Continue the article about the Online Publishers Association study on ad networks and portals from where it stops.

(Beginning of Text passage)

The Online Publishers Association threw down the gauntlet with a study released August 13 that questions the advertising effectiveness of ad networks and portals. As one ad network executive, Burst Media CEO Jarvis Coffin, put it, OPA “opted to set fire to the forest floor that … scorched the effectiveness of the entire Internet as a brand medium save for its 50, or so, members.”

The OPA study claims advertising placed through ad networks and portals generated the smallest change for branding metrics, and in some cases made no difference.

“Not all inventory is created equal,” said Pam Horan, president of OPA. “Different environments produce different results.”

Ad effectiveness scores on member content sites were numerically higher than ads placed on portals or ad networks. The findings are based on Dynamic Logic’s MarketNorms ad effectiveness data, and includes a global database of 5,000 campaigns and 7 million respondents.

But ad networks say this study is missing the point, suggesting there is a place for both ad networks and premium pricing. Many brands purchase premium content on publisher sites and fill in the blanks with remnant inventory.

MarketNorms calculates the average performance of all online campaigns on branded content sites, portals and ad networks.

The findings show that ads on OPA member sites were consistently effective in raising awareness, creating message association, generating brand favorability and driving purchase intent over portals, ad networks and the overall MarketNorms average.

In addition, online ad awareness metrics were 21% greater for ads on content sites than portals, and 50% more than ad networks; and purchase intent was about two-thirds higher on content sites than portals, and nine times that of ad networks. The study also found that video ads on content sites represented by OPA members have the greatest impact: purchase intent was 163% higher than overall MarketNorms data and 93% more than portals.

Some executives find the OPA study too simplistic. An investment banker and former online ad executive said, “I think the OPA is right at an oversimplified level, but the study ignored some pivotal factors. One is cost and the other is how skillfully one buys networks. A network will happily run many of your impressions on the cheapest & lowest value sites if you don’t know what you are doing.”

He added that premium content sites fall short of delivering the results commensurate with their premium price. “The OPA content sites are a lot more expensive and should deliver better results,” he said, concluding that “the study is a bit superficial.”

The contrast is stark, asserted Bruce Rogers, chief brand officer at Forbes. “This is about premium content with premium pricing vs. low prices devoid of content and context,” he said. “[The study findings] show advertisers why it makes sense to advertise in a premium environment.”

But John Ardis, VP of corporate strategy at ValueClick, disagreed with Rogers’ point of view. “To suggest that there is a different kind of experience is kind of missing the point,” he said. “What networks provide is a cost effective way to provide near real time business results and to allow their ad appear on a handful of sites across the Web.”

(End of Text passage)
(Beginning of Information provided)

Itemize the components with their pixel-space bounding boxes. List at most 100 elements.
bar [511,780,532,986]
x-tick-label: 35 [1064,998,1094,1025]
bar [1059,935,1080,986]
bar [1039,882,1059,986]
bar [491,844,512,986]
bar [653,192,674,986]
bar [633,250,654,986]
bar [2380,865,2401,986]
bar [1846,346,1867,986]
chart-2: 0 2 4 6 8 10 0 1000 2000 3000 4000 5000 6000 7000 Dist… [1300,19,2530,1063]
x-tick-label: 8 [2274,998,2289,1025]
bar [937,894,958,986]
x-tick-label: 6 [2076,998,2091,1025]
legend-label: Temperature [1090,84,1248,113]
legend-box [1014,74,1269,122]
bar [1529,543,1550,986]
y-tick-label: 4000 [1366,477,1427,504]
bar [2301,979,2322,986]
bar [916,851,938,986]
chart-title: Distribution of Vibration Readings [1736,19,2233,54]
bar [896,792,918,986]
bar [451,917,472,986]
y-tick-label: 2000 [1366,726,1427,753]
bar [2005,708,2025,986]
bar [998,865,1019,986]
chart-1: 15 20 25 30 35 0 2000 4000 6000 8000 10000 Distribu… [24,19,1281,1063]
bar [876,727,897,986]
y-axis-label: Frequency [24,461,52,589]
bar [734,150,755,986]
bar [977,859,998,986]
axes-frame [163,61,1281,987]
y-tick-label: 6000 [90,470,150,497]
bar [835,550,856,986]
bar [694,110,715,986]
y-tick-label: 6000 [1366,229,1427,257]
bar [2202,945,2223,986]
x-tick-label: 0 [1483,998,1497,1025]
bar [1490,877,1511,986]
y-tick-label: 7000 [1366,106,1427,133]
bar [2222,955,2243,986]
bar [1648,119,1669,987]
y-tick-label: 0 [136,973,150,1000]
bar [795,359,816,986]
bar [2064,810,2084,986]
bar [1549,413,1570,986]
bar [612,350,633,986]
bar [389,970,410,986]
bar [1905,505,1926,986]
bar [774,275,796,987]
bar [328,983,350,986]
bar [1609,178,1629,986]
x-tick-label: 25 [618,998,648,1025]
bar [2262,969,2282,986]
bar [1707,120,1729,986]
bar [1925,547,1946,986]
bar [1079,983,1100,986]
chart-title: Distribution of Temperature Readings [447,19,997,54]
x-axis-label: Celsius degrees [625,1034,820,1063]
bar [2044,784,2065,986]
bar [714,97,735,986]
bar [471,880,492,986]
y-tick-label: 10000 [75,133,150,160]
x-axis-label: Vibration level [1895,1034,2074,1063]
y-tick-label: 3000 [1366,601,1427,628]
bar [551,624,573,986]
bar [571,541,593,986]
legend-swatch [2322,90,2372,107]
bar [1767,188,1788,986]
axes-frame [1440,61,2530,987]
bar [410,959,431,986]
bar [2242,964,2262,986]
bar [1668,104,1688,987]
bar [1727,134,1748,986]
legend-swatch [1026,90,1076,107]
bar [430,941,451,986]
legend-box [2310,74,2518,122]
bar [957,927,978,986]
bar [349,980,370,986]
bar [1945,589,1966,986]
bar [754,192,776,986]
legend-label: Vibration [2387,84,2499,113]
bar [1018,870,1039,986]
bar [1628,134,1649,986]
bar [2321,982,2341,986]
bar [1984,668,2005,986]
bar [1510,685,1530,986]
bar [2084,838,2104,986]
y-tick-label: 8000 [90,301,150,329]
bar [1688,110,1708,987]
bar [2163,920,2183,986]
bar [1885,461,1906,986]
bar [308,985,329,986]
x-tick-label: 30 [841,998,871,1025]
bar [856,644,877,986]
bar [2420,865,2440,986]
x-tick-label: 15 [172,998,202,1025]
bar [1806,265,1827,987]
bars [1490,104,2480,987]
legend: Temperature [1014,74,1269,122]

(End of Information provided)

[Answer for the task]:
Not surprisingly, advertisers use both premium ad placements and network buys. “If an advertiser is doing more of a branding campaign, it will probably go to more name brand properties,” Ardis said. “They tend to spend as much as they can afford on the well-known publishing properties and… the rest on remnant inventory to get reach.”

Many publishers sell their remnant inventory through ad networks. “Many of the networks do have some of the same types of inventory as these publishers,” said Dave Moore, founder/chairman of 24/7 Real Media. “Some of the members of the OPA outsource a significant amount of their inventory to networks, so to say that there was a 21% difference in effectiveness is surprising.”

Indeed, media agencies tend to buy across various ad networks and select premium media to make sure that they are getting a little bit of everything.

For example, in a campaign that Neo@Ogilvy did for the American Red Cross this past spring, the agency ran ads on more well-known sites, such as MenuPages, HopStop, Fandango, Bloomberg.com and NYMag.com, as well as lesser-known sites, to help reach their target audience across the Web. It worked with a slew of ad networks including AOL’s Platform-A, InterClick, Burst, Gorilla, Tribal Fusion and ValueClick, to make the reach as wide as possible.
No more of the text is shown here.